Scan the data below and report how many lines include the word "zewnętrzny". Nothing else is wanted.

··········

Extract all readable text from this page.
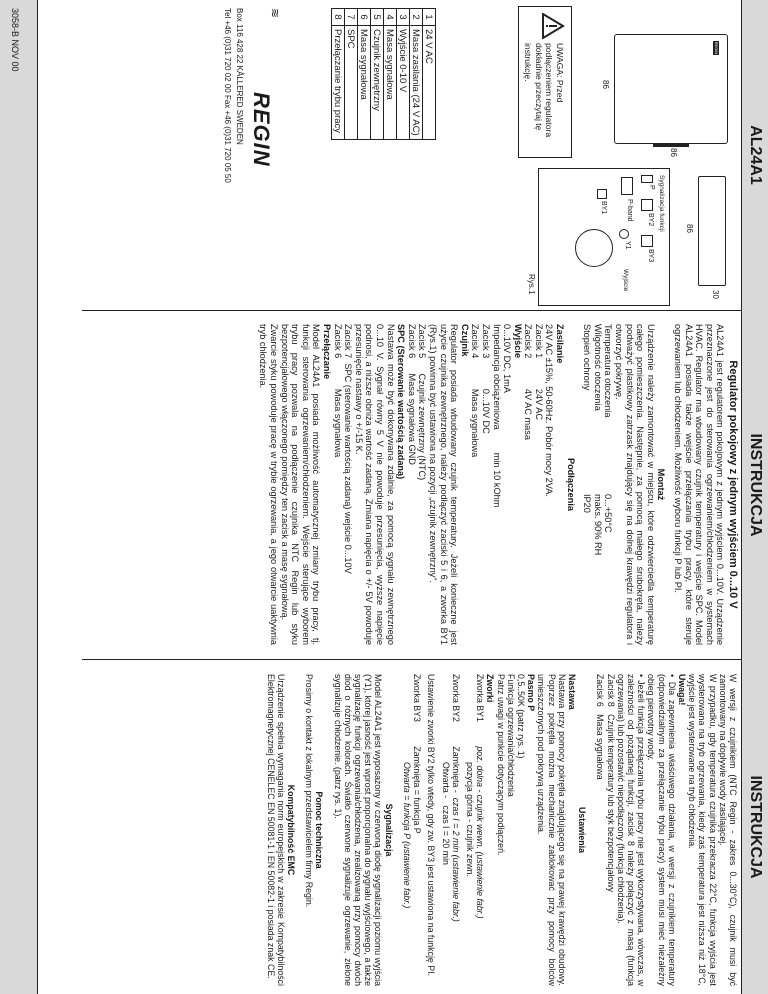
AL24A1
INSTRUKCJA
INSTRUKCJA
REGIN
86
86
86
30
Sygnalizacja funkcji
P
BY2
BY3
P-band
Y1
BY1
Wyjście
Rys.1
UWAGA: Przed podłączeniem regulatora dokładnie przeczytaj tę instrukcję.
1	24 V AC
2	Masa zasilania (24 V AC)
3	Wyjście 0-10 V
4	Masa sygnałowa
5	Czujnik zewnętrzny
6	Masa sygnałowa
7	SPC
8	Przełączanie trybu pracy
REGIN
≋
Box 116 428 22 KÅLLERED SWEDEN
Tel +46 (0)31 720 02 00 Fax +46 (0)31 720 05 50
3058-B NOV 00

Regulator pokojowy z jednym wyjściem 0...10 V

AL24A1 jest regulatorem pokojowym z jednym wyjściem 0...10V. Urządzenie przeznaczone jest do sterowania ogrzewaniem/chłodzeniem w systemach HVAC. Regulator ma wbudowany czujnik temperatury i wejście SPC. Model AL24A1 posiada także wejście przełączania trybu pracy, które steruje ogrzewaniem lub chłodzeniem. Możliwość wyboru funkcji P lub PI.

Montaż

Urządzenie należy zamontować w miejscu, które odzwierciedla temperaturę całego pomieszczenia. Następnie, za pomocą małego śrubokręta, należy podważyć plastikowy zatrzask znajdujący się na dolnej krawędzi regulatora i otworzyć pokrywę.

Temperatura otoczenia
0...+50°C

Wilgotność otoczenia
maks. 90% RH

Stopień ochrony
IP20

Podłączenia

Zasilanie

24V AC ±15%, 50-60Hz. Pobór mocy 2VA.

Zacisk 1            24V AC

Zacisk 2            4V AC masa

Wyjście

0...10V DC, 1mA

Impedancja obciążeniowa         min 10 kOhm

Zacisk 3            0...10V DC

Zacisk 4            Masa sygnałowa

Czujnik

Regulator posiada wbudowany czujnik temperatury. Jeżeli konieczne jest użycie czujnika zewnętrznego, należy podłączyć zaciski 5 i 6, a zworka BY1 (Rys.1) powinna być ustawiona na pozycji „czujnik zewnętrzny”.

Zacisk 5      Czujnik zewnętrzny (NTC)

Zacisk 6      Masa sygnałowa GND

SPC (Sterowanie wartością zadaną)

Nastawa może być dokonywana zdalnie, za pomocą sygnału zewnętrznego 0...10 V. Sygnał równy 5 V nie powoduje przesunięcia, wyższe napięcie podnosi, a niższe obniża wartość zadaną. Zmiana napięcia o +/- 5V powoduje przesunięcie nastawy o +/-15 K.

Zacisk 7  SPC (sterowanie wartością zadaną) wejście 0...10V

Zacisk 6            Masa sygnałowa

Przełączanie

Model AL24A1 posiada możliwość automatycznej zmiany trybu pracy, tj. funkcji sterowania ogrzewaniem/chłodzeniem. Wejście sterujące wyborem trybu pracy pozwala na podłączenie czujnika NTC Regin lub styku bezpotencjałowego włączonego pomiędzy ten zacisk a masę sygnałową.

Zwarcie styku powoduje pracę w trybie ogrzewania, a jego otwarcie uaktywnia tryb chłodzenia.

W wersji z czujnikiem (NTC Regin - zakres 0...30°C), czujnik musi być zamontowany na dopływie wody zasilającej.

W przypadku, gdy temperatura czujnika przekracza 22°C, funkcja wyjścia jest wysterowana na tryb ogrzewania, kiedy zaś temperatura jest niższa niż 18°C, wyjście jest wysterowane na tryb chłodzenia.

Uwaga!

• Dla zapewnienia właściwego działania, w wersji z czujnikiem temperatury (odpowiedzialnym za przełączanie trybu pracy) system musi mieć niezależny obieg pierwotny wody.

• Jeżeli funkcja przełączania trybu pracy nie jest wykorzystywana, wówczas, w zależności od pożądanej funkcji, zacisk 8 należy połączyć z masą (funkcja ogrzewania) lub pozostawić niepodłączony (funkcja chłodzenia).

Zacisk 8   Czujnik temperatury lub styk bezpotencjałowy

Zacisk 6   Masa sygnałowa

Ustawienia

Nastawa

Nastawa przy pomocy pokrętła znajdującego się na prawej krawędzi obudowy. Poprzez pokrętła można mechanicznie zablokować przy pomocy bolców umieszczonych pod pokrywą urządzenia.

Pasmo P

0,5..50K (patrz rys. 1)

Funkcja ogrzewania/chłodzenia

Patrz uwagi w punkcie dotyczącym podłączeń.

Zworki

Zworka BY1          poz. dolna - czujnik wewn. (ustawienie fabr.)

pozycja górna - czujnik zewn.

Zworka BY2          Zamknięta -  czas I = 2 min (ustawienie fabr.)

Otwarta -   czas I = 20 min

Ustawienie zworki BY2 tylko wtedy, gdy zw. BY3 jest ustawiona na funkcję PI.

Zworka BY3          Zamknięta = funkcja P

Otwarta = funkcja P (ustawienie fabr.)

Sygnalizacja

Model AL24A1 jest wyposażony w czerwoną diodę sygnalizacji poziomu wyjścia (Y1), której jasność jest wprost proporcjonalna do sygnału wyjściowego, a także sygnalizację funkcji ogrzewania/chłodzenia, zrealizowaną przy pomocy dwóch diod o różnych kolorach. Światło czerwone sygnalizuje ogrzewanie, zielone sygnalizuje chłodzenie. (patrz rys. 1).

Pomoc techniczna

Prosimy o kontakt z lokalnym przedstawicielem firmy Regin.

Kompatybilność EMC

Urządzenie spełnia wymagania norm europejskich w zakresie Kompatybilności Elektromagnetycznej CENELEC EN 50081-1 i EN 50082-1 i posiada znak CE.
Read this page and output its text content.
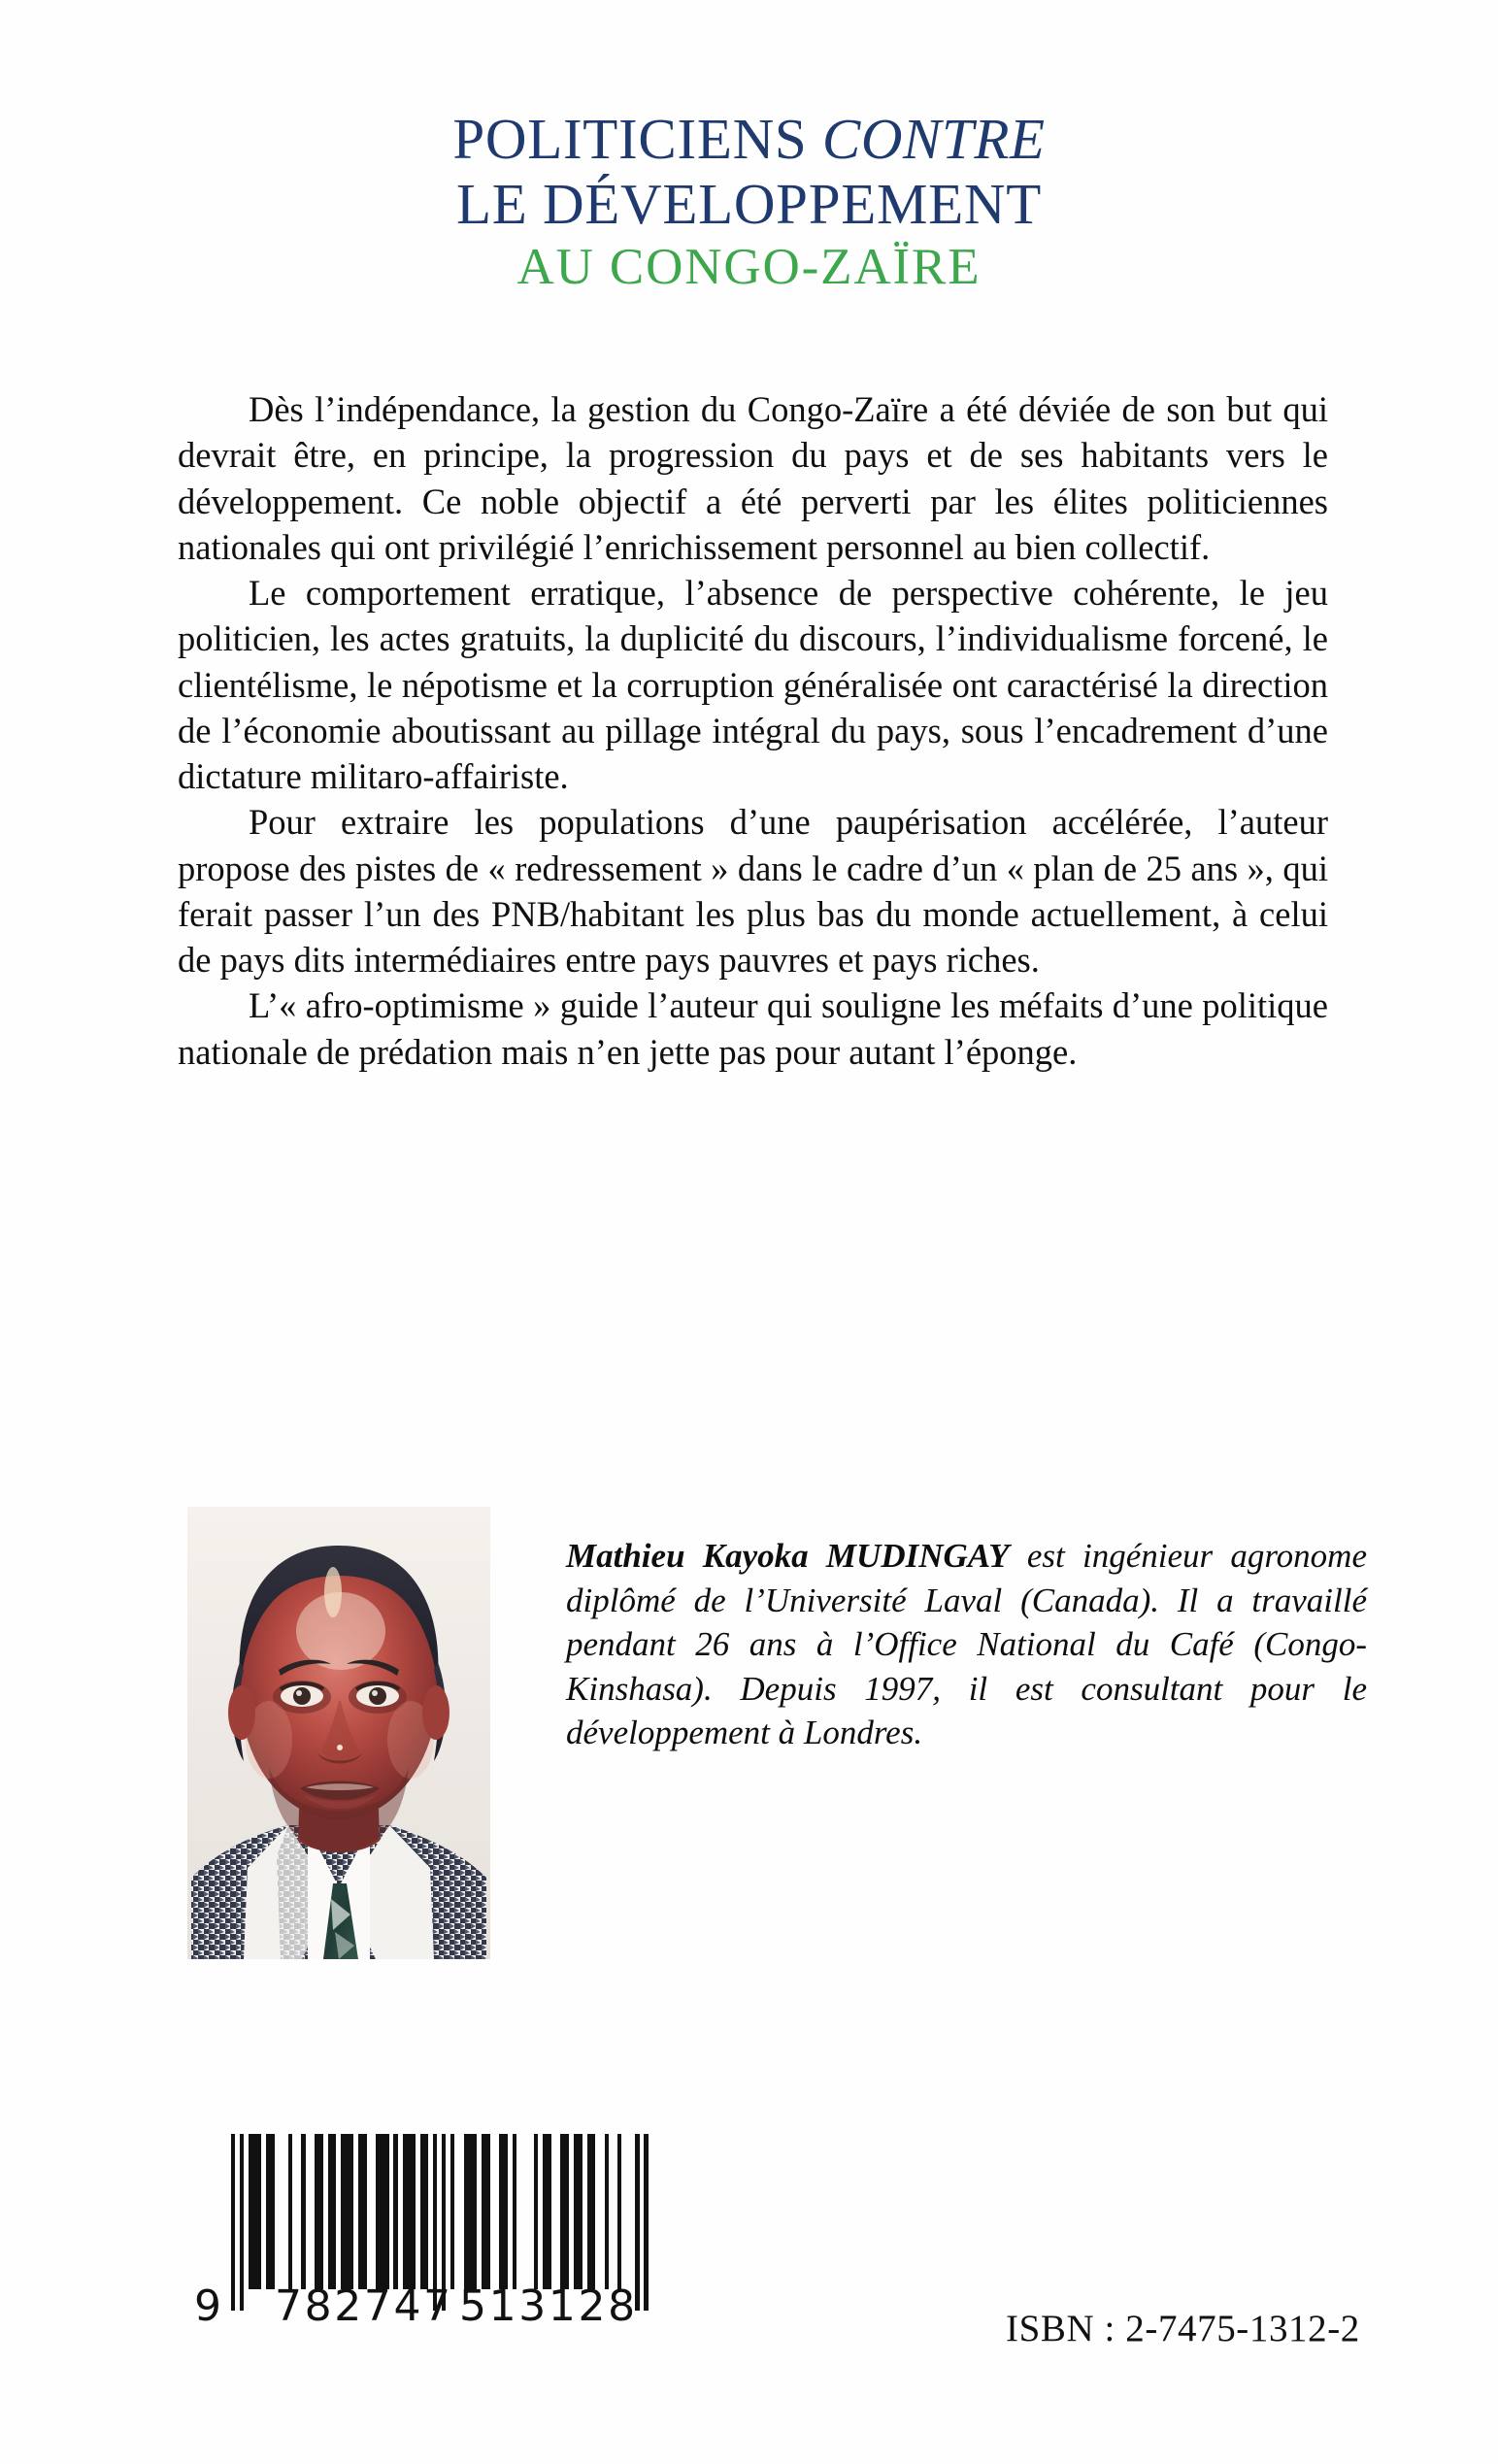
POLITICIENS CONTRE
LE DÉVELOPPEMENT
AU CONGO-ZAÏRE

Dès l’indépendance, la gestion du Congo-Zaïre a été déviée de son but qui devrait être, en principe, la progression du pays et de ses habitants vers le développement. Ce noble objectif a été perverti par les élites politiciennes nationales qui ont privilégié l’enrichissement personnel au bien collectif.

Le comportement erratique, l’absence de perspective cohérente, le jeu politicien, les actes gratuits, la duplicité du discours, l’individualisme forcené, le clientélisme, le népotisme et la corruption généralisée ont caractérisé la direction de l’économie aboutissant au pillage intégral du pays, sous l’encadrement d’une dictature militaro-affairiste.

Pour extraire les populations d’une paupérisation accélérée, l’auteur propose des pistes de « redressement » dans le cadre d’un « plan de 25 ans », qui ferait passer l’un des PNB/habitant les plus bas du monde actuellement, à celui de pays dits intermédiaires entre pays pauvres et pays riches.

L’« afro-optimisme » guide l’auteur qui souligne les méfaits d’une politique nationale de prédation mais n’en jette pas pour autant l’éponge.

Mathieu Kayoka MUDINGAY est ingénieur agronome diplômé de l’Université Laval (Canada). Il a travaillé pendant 26 ans à l’Office National du Café (Congo-Kinshasa). Depuis 1997, il est consultant pour le développement à Londres.

9 782747 513128	ISBN : 2-7475-1312-2
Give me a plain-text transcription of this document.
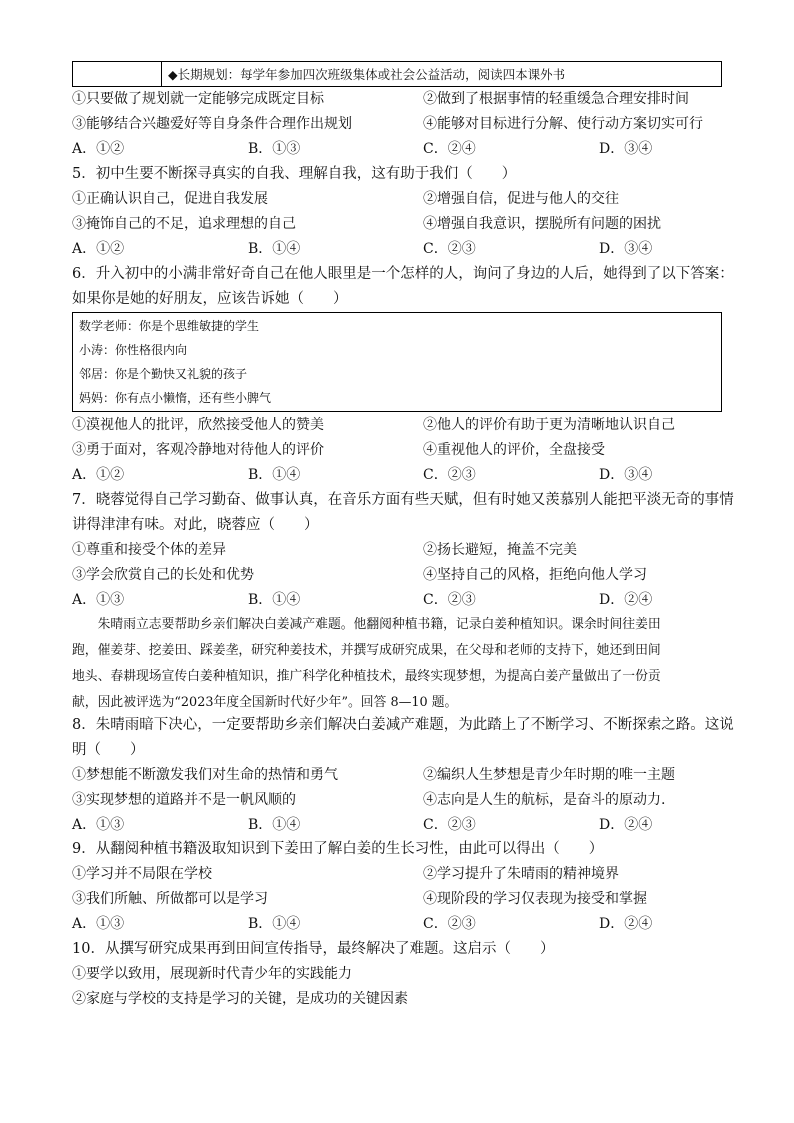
	◆长期规划：每学年参加四次班级集体或社会公益活动，阅读四本课外书
①只要做了规划就一定能够完成既定目标	②做到了根据事情的轻重缓急合理安排时间
③能够结合兴趣爱好等自身条件合理作出规划	④能够对目标进行分解、使行动方案切实可行
A．①②	B．①③	C．②④	D．③④
5．初中生要不断探寻真实的自我、理解自我，这有助于我们（　　）
①正确认识自己，促进自我发展	②增强自信，促进与他人的交往
③掩饰自己的不足，追求理想的自己	④增强自我意识，摆脱所有问题的困扰
A．①②	B．①④	C．②③	D．③④
6．升入初中的小满非常好奇自己在他人眼里是一个怎样的人，询问了身边的人后，她得到了以下答案：
如果你是她的好朋友，应该告诉她（　　）
数学老师：你是个思维敏捷的学生
小涛：你性格很内向
邻居：你是个勤快又礼貌的孩子
妈妈：你有点小懒惰，还有些小脾气
①漠视他人的批评，欣然接受他人的赞美	②他人的评价有助于更为清晰地认识自己
③勇于面对，客观冷静地对待他人的评价	④重视他人的评价，全盘接受
A．①②	B．①④	C．②③	D．③④
7．晓蓉觉得自己学习勤奋、做事认真，在音乐方面有些天赋，但有时她又羡慕别人能把平淡无奇的事情
讲得津津有味。对此，晓蓉应（　　）
①尊重和接受个体的差异	②扬长避短，掩盖不完美
③学会欣赏自己的长处和优势	④坚持自己的风格，拒绝向他人学习
A．①③	B．①④	C．②③	D．②④
　　朱晴雨立志要帮助乡亲们解决白姜减产难题。他翻阅种植书籍，记录白姜种植知识。课余时间往姜田
跑，催姜芽、挖姜田、踩姜垄，研究种姜技术，并撰写成研究成果，在父母和老师的支持下，她还到田间
地头、春耕现场宣传白姜种植知识，推广科学化种植技术，最终实现梦想，为提高白姜产量做出了一份贡
献，因此被评选为“2023年度全国新时代好少年”。回答 8—10 题。
8．朱晴雨暗下决心，一定要帮助乡亲们解决白姜减产难题，为此踏上了不断学习、不断探索之路。这说
明（　　）
①梦想能不断激发我们对生命的热情和勇气	②编织人生梦想是青少年时期的唯一主题
③实现梦想的道路并不是一帆风顺的	④志向是人生的航标，是奋斗的原动力.
A．①③	B．①④	C．②③	D．②④
9．从翻阅种植书籍汲取知识到下姜田了解白姜的生长习性，由此可以得出（　　）
①学习并不局限在学校	②学习提升了朱晴雨的精神境界
③我们所触、所做都可以是学习	④现阶段的学习仅表现为接受和掌握
A．①③	B．①④	C．②③	D．②④
10．从撰写研究成果再到田间宣传指导，最终解决了难题。这启示（　　）
①要学以致用，展现新时代青少年的实践能力
②家庭与学校的支持是学习的关键，是成功的关键因素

··········

TASK OUTPUT ▸ 3